Übungstext:
Voraussetzung für eine Einbürgerung sei, dass die Bewerber „niemals in irgendwelche terroristischen Aktivitäten verwickelt“ gewesen seien. Jene, die türkische Staatsbürger werden, könnten „eine Brücke zwischen beiden Ländern sein“, so der Vizepremier.

In der Türkei leben etwa 2,7 Millionen syrische Flüchtlinge. Gut 285.000 von ihnen sind in 25 staatlich organisierten Lagern in der Nähe der Grenze untergebracht. Die große Mehrzahl der Flüchtlinge ist in der einen oder anderen Form bereits sesshaft geworden. So hat die Grenzstadt Kilis heute 230.000 Einwohner – doppelt so viele wie vor fünf Jahren. 120.000 von ihnen sind syrische Flüchtlinge. Die Nachbarprovinz Gaziantep beherbergt 350.000 Syrer, die dort inzwischen über 600 Unternehmen aufgebaut haben. „Die Syrer sind die treibende Kraft unserer Wirtschaft“, sagt Eyüp Bartik, der Vorsitzende der örtlichen Handelskammer.

Untersuchte Daten:
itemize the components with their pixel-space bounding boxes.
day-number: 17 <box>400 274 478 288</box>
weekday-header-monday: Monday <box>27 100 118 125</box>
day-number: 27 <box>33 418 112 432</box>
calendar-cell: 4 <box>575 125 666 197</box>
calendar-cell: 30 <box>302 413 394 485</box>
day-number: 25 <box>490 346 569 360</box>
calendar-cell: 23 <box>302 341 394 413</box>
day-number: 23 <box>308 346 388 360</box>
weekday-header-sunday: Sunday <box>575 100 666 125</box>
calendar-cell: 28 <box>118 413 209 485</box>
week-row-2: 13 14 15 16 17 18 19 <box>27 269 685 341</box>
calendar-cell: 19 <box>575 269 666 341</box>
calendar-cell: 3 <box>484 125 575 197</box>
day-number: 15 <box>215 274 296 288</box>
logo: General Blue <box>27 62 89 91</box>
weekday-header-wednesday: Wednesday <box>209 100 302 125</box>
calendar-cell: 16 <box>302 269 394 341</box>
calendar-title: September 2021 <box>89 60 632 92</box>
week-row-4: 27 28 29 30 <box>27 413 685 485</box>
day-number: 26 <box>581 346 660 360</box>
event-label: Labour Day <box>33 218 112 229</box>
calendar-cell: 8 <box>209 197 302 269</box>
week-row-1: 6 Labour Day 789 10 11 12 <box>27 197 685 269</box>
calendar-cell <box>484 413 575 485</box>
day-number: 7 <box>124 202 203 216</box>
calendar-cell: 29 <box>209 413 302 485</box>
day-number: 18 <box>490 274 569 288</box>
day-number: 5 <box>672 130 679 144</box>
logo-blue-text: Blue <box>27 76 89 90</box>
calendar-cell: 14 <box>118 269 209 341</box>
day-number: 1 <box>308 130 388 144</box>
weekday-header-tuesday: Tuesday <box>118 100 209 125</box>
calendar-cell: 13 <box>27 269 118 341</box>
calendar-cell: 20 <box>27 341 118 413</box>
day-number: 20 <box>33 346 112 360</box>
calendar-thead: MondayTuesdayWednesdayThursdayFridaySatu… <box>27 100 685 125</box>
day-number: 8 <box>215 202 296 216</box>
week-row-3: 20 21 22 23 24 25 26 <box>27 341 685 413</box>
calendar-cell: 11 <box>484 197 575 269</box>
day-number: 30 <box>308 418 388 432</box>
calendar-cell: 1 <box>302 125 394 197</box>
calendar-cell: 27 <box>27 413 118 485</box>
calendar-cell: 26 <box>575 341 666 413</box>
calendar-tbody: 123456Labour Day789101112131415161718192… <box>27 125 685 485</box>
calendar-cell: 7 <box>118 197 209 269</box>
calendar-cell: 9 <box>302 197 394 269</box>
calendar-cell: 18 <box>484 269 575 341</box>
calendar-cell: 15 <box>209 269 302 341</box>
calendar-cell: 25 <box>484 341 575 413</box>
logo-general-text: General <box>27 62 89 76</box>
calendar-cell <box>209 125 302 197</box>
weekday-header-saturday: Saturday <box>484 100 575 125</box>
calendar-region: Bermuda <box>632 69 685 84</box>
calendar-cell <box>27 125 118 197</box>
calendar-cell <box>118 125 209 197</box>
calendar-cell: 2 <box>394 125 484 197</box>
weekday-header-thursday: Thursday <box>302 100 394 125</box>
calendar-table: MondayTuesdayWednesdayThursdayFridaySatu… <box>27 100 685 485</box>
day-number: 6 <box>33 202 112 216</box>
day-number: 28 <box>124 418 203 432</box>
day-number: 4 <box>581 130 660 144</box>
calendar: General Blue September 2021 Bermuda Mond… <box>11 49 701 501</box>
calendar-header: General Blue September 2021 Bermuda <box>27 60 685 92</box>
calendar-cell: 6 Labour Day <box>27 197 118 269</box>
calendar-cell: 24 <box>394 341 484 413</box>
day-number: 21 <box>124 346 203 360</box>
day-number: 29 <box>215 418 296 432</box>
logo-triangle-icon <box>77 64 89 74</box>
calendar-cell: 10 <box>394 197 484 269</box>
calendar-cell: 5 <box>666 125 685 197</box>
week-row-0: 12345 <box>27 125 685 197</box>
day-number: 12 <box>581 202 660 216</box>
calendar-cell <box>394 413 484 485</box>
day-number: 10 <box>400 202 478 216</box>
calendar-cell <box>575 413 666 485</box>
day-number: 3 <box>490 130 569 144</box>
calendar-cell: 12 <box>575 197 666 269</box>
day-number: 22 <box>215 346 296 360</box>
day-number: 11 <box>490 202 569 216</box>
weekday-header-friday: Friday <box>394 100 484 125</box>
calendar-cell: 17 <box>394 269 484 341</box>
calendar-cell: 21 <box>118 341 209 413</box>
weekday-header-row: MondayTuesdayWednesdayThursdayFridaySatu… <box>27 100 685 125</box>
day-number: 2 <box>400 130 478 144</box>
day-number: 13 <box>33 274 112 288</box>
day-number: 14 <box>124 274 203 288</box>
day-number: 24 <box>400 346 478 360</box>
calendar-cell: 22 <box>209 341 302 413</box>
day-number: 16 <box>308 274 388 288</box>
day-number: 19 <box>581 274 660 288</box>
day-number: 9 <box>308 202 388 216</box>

Aufgaben und Übungen:
A – Wie viele syrische Flüchtlinge sind laut dem Text über syrische Flüchtlinge in der Türkei in staatlich organisierten Lagern untergebracht?
B – Schreiben Sie aus dem Text über syrische Flüchtlinge in der Türkei den Abschnitt von „Voraussetzung für eine“ bis einschließlich „der örtlichen Handelskammer.“ ab.

Antworten je Aufgabe:
A – Gut 285.000.

B –
Voraussetzung für eine Einbürgerung sei, dass die Bewerber „niemals in irgendwelche terroristischen Aktivitäten verwickelt“ gewesen seien. Jene, die türkische Staatsbürger werden, könnten „eine Brücke zwischen beiden Ländern sein“, so der Vizepremier.

In der Türkei leben etwa 2,7 Millionen syrische Flüchtlinge. Gut 285.000 von ihnen sind in 25 staatlich organisierten Lagern in der Nähe der Grenze untergebracht. Die große Mehrzahl der Flüchtlinge ist in der einen oder anderen Form bereits sesshaft geworden. So hat die Grenzstadt Kilis heute 230.000 Einwohner – doppelt so viele wie vor fünf Jahren. 120.000 von ihnen sind syrische Flüchtlinge. Die Nachbarprovinz Gaziantep beherbergt 350.000 Syrer, die dort inzwischen über 600 Unternehmen aufgebaut haben. „Die Syrer sind die treibende Kraft unserer Wirtschaft“, sagt Eyüp Bartik, der Vorsitzende der örtlichen Handelskammer.